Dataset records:
__________
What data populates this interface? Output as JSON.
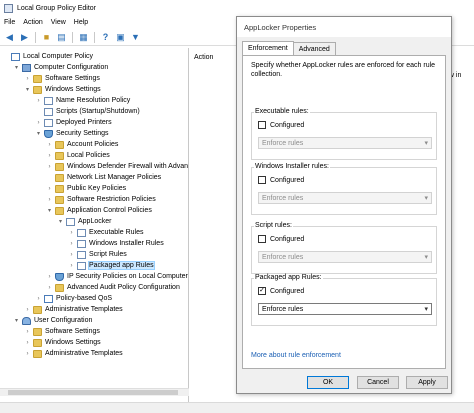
{
  "window": {
    "title": "Local Group Policy Editor"
  },
  "menu": [
    "File",
    "Action",
    "View",
    "Help"
  ],
  "tree": [
    {
      "label": "Local Computer Policy",
      "icon": "chart",
      "indent": 0,
      "tw": ""
    },
    {
      "label": "Computer Configuration",
      "icon": "comp",
      "indent": 1,
      "tw": "▾"
    },
    {
      "label": "Software Settings",
      "icon": "folder",
      "indent": 2,
      "tw": "›"
    },
    {
      "label": "Windows Settings",
      "icon": "folder",
      "indent": 2,
      "tw": "▾"
    },
    {
      "label": "Name Resolution Policy",
      "icon": "doc",
      "indent": 3,
      "tw": "›"
    },
    {
      "label": "Scripts (Startup/Shutdown)",
      "icon": "doc",
      "indent": 3,
      "tw": ""
    },
    {
      "label": "Deployed Printers",
      "icon": "doc",
      "indent": 3,
      "tw": "›"
    },
    {
      "label": "Security Settings",
      "icon": "shield",
      "indent": 3,
      "tw": "▾"
    },
    {
      "label": "Account Policies",
      "icon": "folder",
      "indent": 4,
      "tw": "›"
    },
    {
      "label": "Local Policies",
      "icon": "folder",
      "indent": 4,
      "tw": "›"
    },
    {
      "label": "Windows Defender Firewall with Advan",
      "icon": "folder",
      "indent": 4,
      "tw": "›"
    },
    {
      "label": "Network List Manager Policies",
      "icon": "folder",
      "indent": 4,
      "tw": ""
    },
    {
      "label": "Public Key Policies",
      "icon": "folder",
      "indent": 4,
      "tw": "›"
    },
    {
      "label": "Software Restriction Policies",
      "icon": "folder",
      "indent": 4,
      "tw": "›"
    },
    {
      "label": "Application Control Policies",
      "icon": "folder",
      "indent": 4,
      "tw": "▾"
    },
    {
      "label": "AppLocker",
      "icon": "doc",
      "indent": 5,
      "tw": "▾"
    },
    {
      "label": "Executable Rules",
      "icon": "doc",
      "indent": 6,
      "tw": "›"
    },
    {
      "label": "Windows Installer Rules",
      "icon": "doc",
      "indent": 6,
      "tw": "›"
    },
    {
      "label": "Script Rules",
      "icon": "doc",
      "indent": 6,
      "tw": "›"
    },
    {
      "label": "Packaged app Rules",
      "icon": "doc",
      "indent": 6,
      "tw": "›",
      "selected": true
    },
    {
      "label": "IP Security Policies on Local Computer",
      "icon": "shield",
      "indent": 4,
      "tw": "›"
    },
    {
      "label": "Advanced Audit Policy Configuration",
      "icon": "folder",
      "indent": 4,
      "tw": "›"
    },
    {
      "label": "Policy-based QoS",
      "icon": "chart",
      "indent": 3,
      "tw": "›"
    },
    {
      "label": "Administrative Templates",
      "icon": "folder",
      "indent": 2,
      "tw": "›"
    },
    {
      "label": "User Configuration",
      "icon": "user",
      "indent": 1,
      "tw": "▾"
    },
    {
      "label": "Software Settings",
      "icon": "folder",
      "indent": 2,
      "tw": "›"
    },
    {
      "label": "Windows Settings",
      "icon": "folder",
      "indent": 2,
      "tw": "›"
    },
    {
      "label": "Administrative Templates",
      "icon": "folder",
      "indent": 2,
      "tw": "›"
    }
  ],
  "right_pane": {
    "column_header": "Action",
    "background_text": "ow in"
  },
  "dialog": {
    "title": "AppLocker Properties",
    "tabs": [
      "Enforcement",
      "Advanced"
    ],
    "description": "Specify whether AppLocker rules are enforced for each rule collection.",
    "groups": [
      {
        "label": "Executable rules:",
        "checkbox_label": "Configured",
        "checked": false,
        "select_value": "Enforce rules"
      },
      {
        "label": "Windows Installer rules:",
        "checkbox_label": "Configured",
        "checked": false,
        "select_value": "Enforce rules"
      },
      {
        "label": "Script rules:",
        "checkbox_label": "Configured",
        "checked": false,
        "select_value": "Enforce rules"
      },
      {
        "label": "Packaged app Rules:",
        "checkbox_label": "Configured",
        "checked": true,
        "select_value": "Enforce rules"
      }
    ],
    "link": "More about rule enforcement",
    "buttons": {
      "ok": "OK",
      "cancel": "Cancel",
      "apply": "Apply"
    }
  }
}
__________
## Problem to solve
Find every line in the records above that contains the word "Policy", and copy each one.

## Solution for this exercise
    "title": "Local Group Policy Editor"
      "label": "Local Computer Policy",
      "label": "Name Resolution Policy",
      "label": "Advanced Audit Policy Configuration",
      "label": "Policy-based QoS",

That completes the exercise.